▸ **Objective**
Write out all records as given; omit images.

▸ **Data to process**

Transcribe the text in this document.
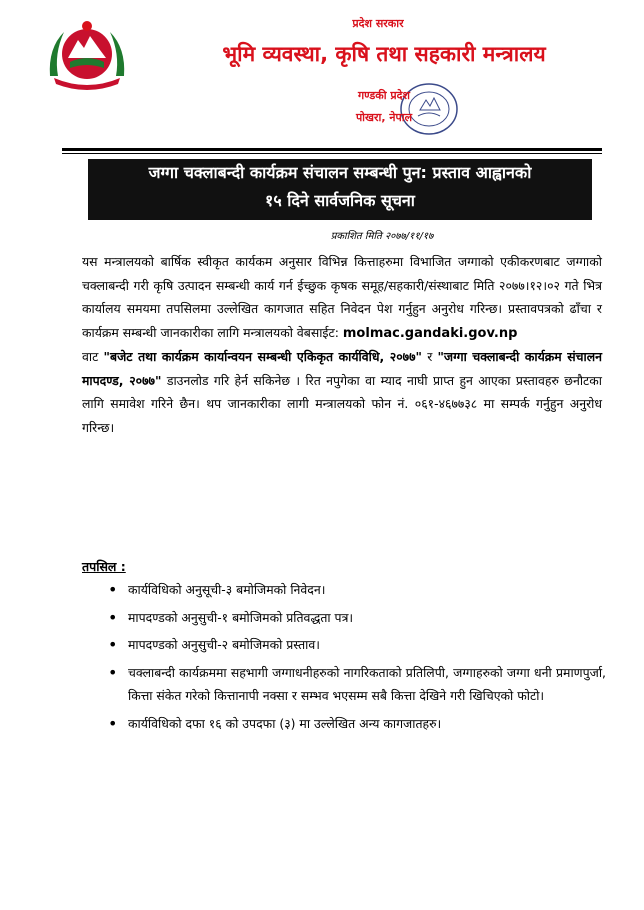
प्रदेश सरकार
भूमि व्यवस्था, कृषि तथा सहकारी मन्त्रालय
गण्डकी प्रदेश
पोखरा, नेपाल
जग्गा चक्लाबन्दी कार्यक्रम संचालन सम्बन्धी पुन: प्रस्ताव आह्वानको
१५ दिने सार्वजनिक सूचना
प्रकाशित मिति २०७७/११/१७
यस मन्त्रालयको बार्षिक स्वीकृत कार्यकम अनुसार विभिन्न कित्ताहरुमा विभाजित जग्गाको एकीकरणबाट जग्गाको चक्लाबन्दी गरी कृषि उत्पादन सम्बन्धी कार्य गर्न ईच्छुक कृषक समूह/सहकारी/संस्थाबाट मिति २०७७।१२।०२ गते भित्र कार्यालय समयमा तपसिलमा उल्लेखित कागजात सहित निवेदन पेश गर्नुहुन अनुरोध गरिन्छ। प्रस्तावपत्रको ढाँचा र कार्यक्रम सम्बन्धी जानकारीका लागि मन्त्रालयको वेबसाईट: molmac.gandaki.gov.np
वाट "बजेट तथा कार्यक्रम कार्यान्वयन सम्बन्धी एकिकृत कार्यविधि, २०७७" र "जग्गा चक्लाबन्दी कार्यक्रम संचालन मापदण्ड, २०७७" डाउनलोड गरि हेर्न सकिनेछ । रित नपुगेका वा म्याद नाघी प्राप्त हुन आएका प्रस्तावहरु छनौटका लागि समावेश गरिने छैन। थप जानकारीका लागी मन्त्रालयको फोन नं. ०६१-४६७७३८ मा सम्पर्क गर्नुहुन अनुरोध गरिन्छ।
तपसिल :
• कार्यविधिको अनुसूची-३ बमोजिमको निवेदन।
• मापदण्डको अनुसुची-१ बमोजिमको प्रतिवद्धता पत्र।
• मापदण्डको अनुसुची-२ बमोजिमको प्रस्ताव।
• चक्लाबन्दी कार्यक्रममा सहभागी जग्गाधनीहरुको नागरिकताको प्रतिलिपी, जग्गाहरुको जग्गा धनी प्रमाणपुर्जा, कित्ता संकेत गरेको कित्तानापी नक्सा र सम्भव भएसम्म सबै कित्ता देखिने गरी खिचिएको फोटो।
• कार्यविधिको दफा १६ को उपदफा (३) मा उल्लेखित अन्य कागजातहरु।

▸ **Complete output**
Transcribe the text in this document.
प्रदेश सरकार
भूमि व्यवस्था, कृषि तथा सहकारी मन्त्रालय
गण्डकी प्रदेश
पोखरा, नेपाल
जग्गा चक्लाबन्दी कार्यक्रम संचालन सम्बन्धी पुन: प्रस्ताव आह्वानको
१५ दिने सार्वजनिक सूचना
प्रकाशित मिति २०७७/११/१७
यस मन्त्रालयको बार्षिक स्वीकृत कार्यकम अनुसार विभिन्न कित्ताहरुमा विभाजित जग्गाको एकीकरणबाट जग्गाको चक्लाबन्दी गरी कृषि उत्पादन सम्बन्धी कार्य गर्न ईच्छुक कृषक समूह/सहकारी/संस्थाबाट मिति २०७७।१२।०२ गते भित्र कार्यालय समयमा तपसिलमा उल्लेखित कागजात सहित निवेदन पेश गर्नुहुन अनुरोध गरिन्छ। प्रस्तावपत्रको ढाँचा र कार्यक्रम सम्बन्धी जानकारीका लागि मन्त्रालयको वेबसाईट: molmac.gandaki.gov.np
वाट "बजेट तथा कार्यक्रम कार्यान्वयन सम्बन्धी एकिकृत कार्यविधि, २०७७" र "जग्गा चक्लाबन्दी कार्यक्रम संचालन मापदण्ड, २०७७" डाउनलोड गरि हेर्न सकिनेछ । रित नपुगेका वा म्याद नाघी प्राप्त हुन आएका प्रस्तावहरु छनौटका लागि समावेश गरिने छैन। थप जानकारीका लागी मन्त्रालयको फोन नं. ०६१-४६७७३८ मा सम्पर्क गर्नुहुन अनुरोध गरिन्छ।
तपसिल :
• कार्यविधिको अनुसूची-३ बमोजिमको निवेदन।
• मापदण्डको अनुसुची-१ बमोजिमको प्रतिवद्धता पत्र।
• मापदण्डको अनुसुची-२ बमोजिमको प्रस्ताव।
• चक्लाबन्दी कार्यक्रममा सहभागी जग्गाधनीहरुको नागरिकताको प्रतिलिपी, जग्गाहरुको जग्गा धनी प्रमाणपुर्जा, कित्ता संकेत गरेको कित्तानापी नक्सा र सम्भव भएसम्म सबै कित्ता देखिने गरी खिचिएको फोटो।
• कार्यविधिको दफा १६ को उपदफा (३) मा उल्लेखित अन्य कागजातहरु।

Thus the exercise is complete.